■ WHAT IS BEING ASKED: Each line of the material below that holds the word "Number" needs to be copied.

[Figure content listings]
================================
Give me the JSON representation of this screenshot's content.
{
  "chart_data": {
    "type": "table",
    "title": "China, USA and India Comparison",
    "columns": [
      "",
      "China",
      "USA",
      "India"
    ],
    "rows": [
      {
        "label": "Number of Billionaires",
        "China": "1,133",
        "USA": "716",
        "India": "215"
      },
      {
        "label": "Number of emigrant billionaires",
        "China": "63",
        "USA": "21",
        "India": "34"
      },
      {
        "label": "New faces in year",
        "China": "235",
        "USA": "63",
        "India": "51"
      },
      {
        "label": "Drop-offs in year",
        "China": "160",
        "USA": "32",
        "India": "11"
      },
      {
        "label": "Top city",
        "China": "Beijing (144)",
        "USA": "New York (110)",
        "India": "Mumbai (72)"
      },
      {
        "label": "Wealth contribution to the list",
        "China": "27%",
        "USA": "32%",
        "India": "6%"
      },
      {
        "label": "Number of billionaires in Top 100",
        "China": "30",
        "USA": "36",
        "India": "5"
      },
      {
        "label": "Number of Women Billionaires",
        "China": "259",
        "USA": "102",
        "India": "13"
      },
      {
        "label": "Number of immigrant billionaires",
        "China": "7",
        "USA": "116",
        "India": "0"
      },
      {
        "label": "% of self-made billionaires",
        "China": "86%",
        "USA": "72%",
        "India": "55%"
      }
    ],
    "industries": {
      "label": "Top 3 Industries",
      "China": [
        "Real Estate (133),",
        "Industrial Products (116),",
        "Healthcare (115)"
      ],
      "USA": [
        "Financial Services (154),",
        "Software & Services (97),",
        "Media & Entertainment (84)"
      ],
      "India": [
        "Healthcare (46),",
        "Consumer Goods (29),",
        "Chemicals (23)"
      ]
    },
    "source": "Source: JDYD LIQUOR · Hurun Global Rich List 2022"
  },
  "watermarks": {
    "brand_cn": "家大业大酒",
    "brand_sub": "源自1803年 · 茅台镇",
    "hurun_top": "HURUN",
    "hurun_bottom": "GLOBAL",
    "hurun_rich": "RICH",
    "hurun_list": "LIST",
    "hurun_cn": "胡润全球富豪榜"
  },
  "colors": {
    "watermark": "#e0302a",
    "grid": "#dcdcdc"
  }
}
================================
■ REPLY:
        "label": "Number of Billionaires",
        "label": "Number of emigrant billionaires",
        "label": "Number of billionaires in Top 100",
        "label": "Number of Women Billionaires",
        "label": "Number of immigrant billionaires",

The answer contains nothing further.